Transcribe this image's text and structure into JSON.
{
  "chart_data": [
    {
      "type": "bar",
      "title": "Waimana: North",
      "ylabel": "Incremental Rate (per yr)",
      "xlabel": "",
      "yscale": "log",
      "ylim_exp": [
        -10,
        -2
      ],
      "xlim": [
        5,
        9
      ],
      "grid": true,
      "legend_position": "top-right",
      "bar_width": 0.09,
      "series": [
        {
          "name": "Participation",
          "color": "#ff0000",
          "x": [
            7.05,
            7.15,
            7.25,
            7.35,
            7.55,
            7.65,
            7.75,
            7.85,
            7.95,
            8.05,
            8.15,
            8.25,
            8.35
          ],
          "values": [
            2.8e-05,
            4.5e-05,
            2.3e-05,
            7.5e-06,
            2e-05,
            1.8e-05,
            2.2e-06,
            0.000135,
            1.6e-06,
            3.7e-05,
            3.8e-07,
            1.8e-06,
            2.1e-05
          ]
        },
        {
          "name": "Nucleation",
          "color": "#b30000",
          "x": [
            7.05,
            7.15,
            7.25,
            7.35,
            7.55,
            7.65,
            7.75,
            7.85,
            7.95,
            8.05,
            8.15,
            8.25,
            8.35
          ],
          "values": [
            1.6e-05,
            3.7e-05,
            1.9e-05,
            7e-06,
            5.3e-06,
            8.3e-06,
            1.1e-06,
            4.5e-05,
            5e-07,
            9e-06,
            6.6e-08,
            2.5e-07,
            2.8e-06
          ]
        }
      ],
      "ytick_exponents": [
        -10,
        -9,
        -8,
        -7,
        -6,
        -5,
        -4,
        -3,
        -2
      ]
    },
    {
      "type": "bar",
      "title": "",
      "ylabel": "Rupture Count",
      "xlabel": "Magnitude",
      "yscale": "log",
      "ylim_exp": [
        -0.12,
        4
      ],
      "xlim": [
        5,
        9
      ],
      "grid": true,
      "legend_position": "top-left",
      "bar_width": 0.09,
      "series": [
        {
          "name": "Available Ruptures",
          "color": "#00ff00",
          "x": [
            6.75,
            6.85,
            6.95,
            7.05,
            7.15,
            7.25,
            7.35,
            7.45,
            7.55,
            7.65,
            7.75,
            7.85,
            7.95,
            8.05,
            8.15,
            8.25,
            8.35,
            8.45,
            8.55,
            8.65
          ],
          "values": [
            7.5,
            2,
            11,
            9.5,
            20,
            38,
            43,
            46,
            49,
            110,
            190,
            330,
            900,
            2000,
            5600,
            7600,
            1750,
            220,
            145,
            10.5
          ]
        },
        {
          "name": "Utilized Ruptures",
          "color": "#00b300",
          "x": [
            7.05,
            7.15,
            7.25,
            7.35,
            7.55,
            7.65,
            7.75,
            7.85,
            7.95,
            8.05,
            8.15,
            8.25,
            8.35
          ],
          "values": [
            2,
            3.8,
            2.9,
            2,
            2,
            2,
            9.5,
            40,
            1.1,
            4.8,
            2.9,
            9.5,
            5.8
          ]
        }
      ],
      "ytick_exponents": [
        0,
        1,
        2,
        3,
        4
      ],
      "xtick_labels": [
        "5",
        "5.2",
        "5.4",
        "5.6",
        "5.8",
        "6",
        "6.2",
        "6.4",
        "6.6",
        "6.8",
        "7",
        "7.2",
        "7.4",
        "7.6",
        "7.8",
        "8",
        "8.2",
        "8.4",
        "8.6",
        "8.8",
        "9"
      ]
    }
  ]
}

Task objective
Report all lines of the data that include the word "ylabel".

The output
      "ylabel": "Incremental Rate (per yr)",
      "ylabel": "Rupture Count",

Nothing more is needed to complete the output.